> **EXERCISE REQUIREMENTS**:
Write out every line below that includes the word "ноября".

> **TASK INPUTS**:
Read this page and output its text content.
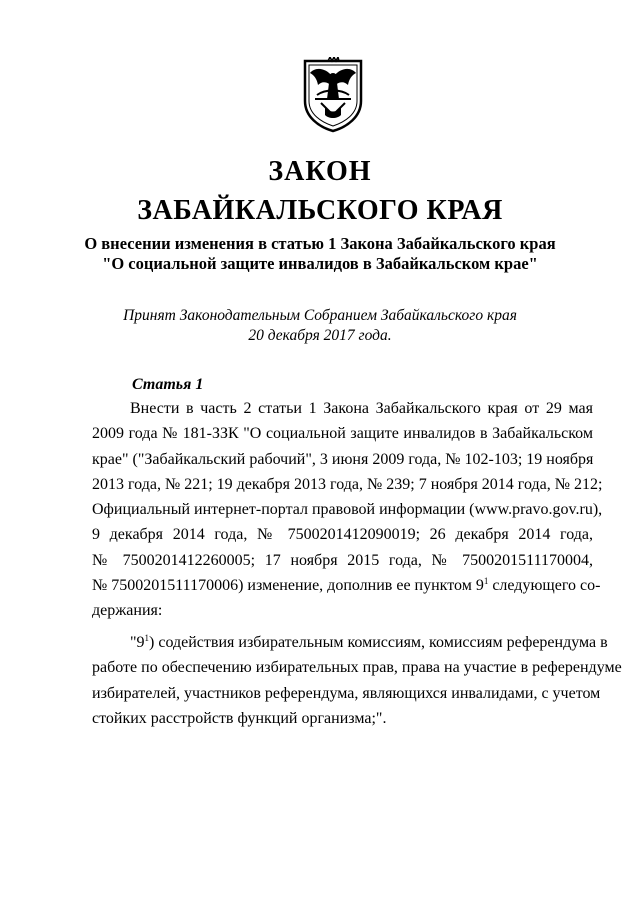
ЗАКОН
ЗАБАЙКАЛЬСКОГО КРАЯ
О внесении изменения в статью 1 Закона Забайкальского края
"О социальной защите инвалидов в Забайкальском крае"
Принят Законодательным Собранием Забайкальского края
20 декабря 2017 года.
Статья 1
Внести в часть 2 статьи 1 Закона Забайкальского края от 29 мая
2009 года № 181-ЗЗК "О социальной защите инвалидов в Забайкальском
крае" ("Забайкальский рабочий", 3 июня 2009 года, № 102-103; 19 ноября
2013 года, № 221; 19 декабря 2013 года, № 239; 7 ноября 2014 года, № 212;
Официальный интернет-портал правовой информации (www.pravo.gov.ru),
9 декабря 2014 года, № 7500201412090019; 26 декабря 2014 года,
№ 7500201412260005; 17 ноября 2015 года, № 7500201511170004,
№ 7500201511170006) изменение, дополнив ее пунктом $9^1$ следующего со-
держания:
"$9^1$) содействия избирательным комиссиям, комиссиям референдума в
работе по обеспечению избирательных прав, права на участие в референдуме
избирателей, участников референдума, являющихся инвалидами, с учетом
стойких расстройств функций организма;".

> **RESPONSE FOR THIS EXERCISE**:
крае" ("Забайкальский рабочий", 3 июня 2009 года, № 102-103; 19 ноября
2013 года, № 221; 19 декабря 2013 года, № 239; 7 ноября 2014 года, № 212;
№ 7500201412260005; 17 ноября 2015 года, № 7500201511170004,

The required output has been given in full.